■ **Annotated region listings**

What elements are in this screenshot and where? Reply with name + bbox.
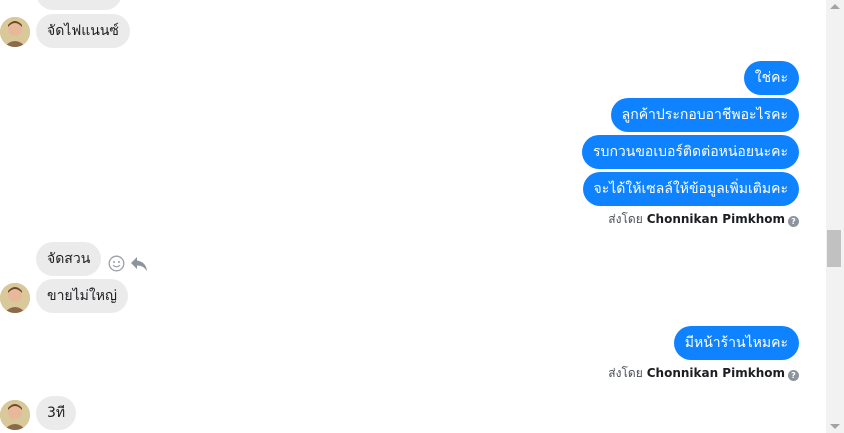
outgoing-message[interactable]: มีหน้าร้านไหมคะ xyxy=(673,326,799,360)
smiley-icon[interactable] xyxy=(108,255,125,272)
chat-thread: จัดไฟแนนซ์ ใช่คะ ลูกค้าประกอบอาชีพอะไรคะ… xyxy=(0,0,826,433)
scrollbar[interactable] xyxy=(826,0,844,433)
incoming-message[interactable]: จัดไฟแนนซ์ xyxy=(36,14,130,48)
outgoing-message[interactable]: ลูกค้าประกอบอาชีพอะไรคะ xyxy=(610,98,799,132)
scrollbar-thumb[interactable] xyxy=(827,230,841,267)
incoming-message[interactable]: 3ที xyxy=(36,396,77,430)
scroll-up-arrow-icon[interactable] xyxy=(830,4,840,9)
user-avatar-icon xyxy=(0,17,30,47)
message-bubble-partial[interactable] xyxy=(36,0,122,10)
avatar[interactable] xyxy=(0,283,30,313)
question-circle-icon[interactable]: ? xyxy=(788,370,799,381)
incoming-message[interactable]: จัดสวน xyxy=(36,242,102,276)
sender-name: Chonnikan Pimkhom xyxy=(646,212,785,226)
avatar[interactable] xyxy=(0,17,30,47)
user-avatar-icon xyxy=(0,400,30,430)
sent-by-prefix: ส่งโดย xyxy=(608,212,643,226)
question-circle-icon[interactable]: ? xyxy=(788,216,799,227)
scroll-down-arrow-icon[interactable] xyxy=(830,424,840,429)
incoming-message[interactable]: ขายไม่ใหญ่ xyxy=(36,279,128,313)
sent-by-label: ส่งโดย Chonnikan Pimkhom? xyxy=(608,365,799,381)
outgoing-message[interactable]: รบกวนขอเบอร์ติดต่อหน่อยนะคะ xyxy=(582,135,799,169)
outgoing-message[interactable]: จะได้ให้เซลล์ให้ข้อมูลเพิ่มเติมคะ xyxy=(582,172,799,206)
avatar[interactable] xyxy=(0,400,30,430)
outgoing-message[interactable]: ใช่คะ xyxy=(743,61,799,95)
sent-by-prefix: ส่งโดย xyxy=(608,366,643,380)
sender-name: Chonnikan Pimkhom xyxy=(646,366,785,380)
reply-arrow-icon[interactable] xyxy=(130,256,148,272)
sent-by-label: ส่งโดย Chonnikan Pimkhom? xyxy=(608,211,799,227)
user-avatar-icon xyxy=(0,283,30,313)
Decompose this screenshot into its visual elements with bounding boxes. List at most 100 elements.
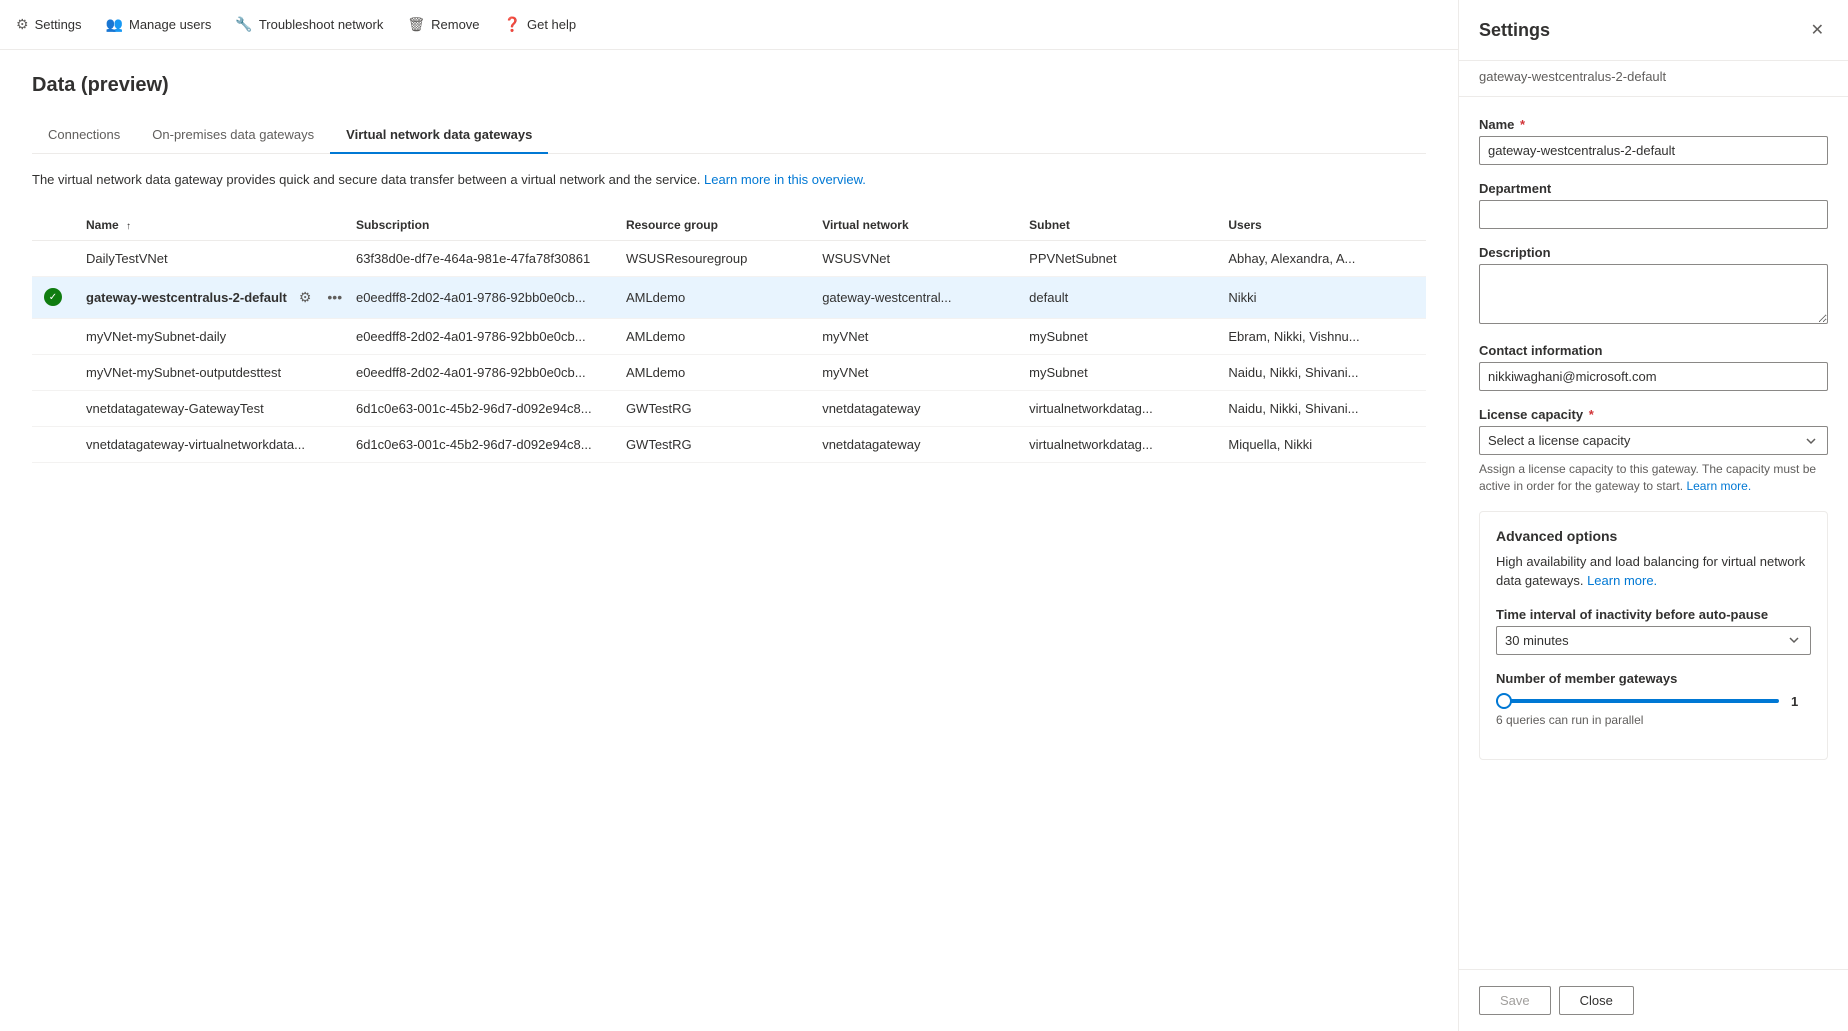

■ **Problem to solve**
Pull out each line of the records that contains the string "outgoing" and copy it.

■ **Solution to the exercise**
outgoing-message[interactable]: มีหน้าร้านไหมคะ xyxy=(673,326,799,360)
outgoing-message[interactable]: ลูกค้าประกอบอาชีพอะไรคะ xyxy=(610,98,799,132)
outgoing-message[interactable]: รบกวนขอเบอร์ติดต่อหน่อยนะคะ xyxy=(582,135,799,169)
outgoing-message[interactable]: จะได้ให้เซลล์ให้ข้อมูลเพิ่มเติมคะ xyxy=(582,172,799,206)
outgoing-message[interactable]: ใช่คะ xyxy=(743,61,799,95)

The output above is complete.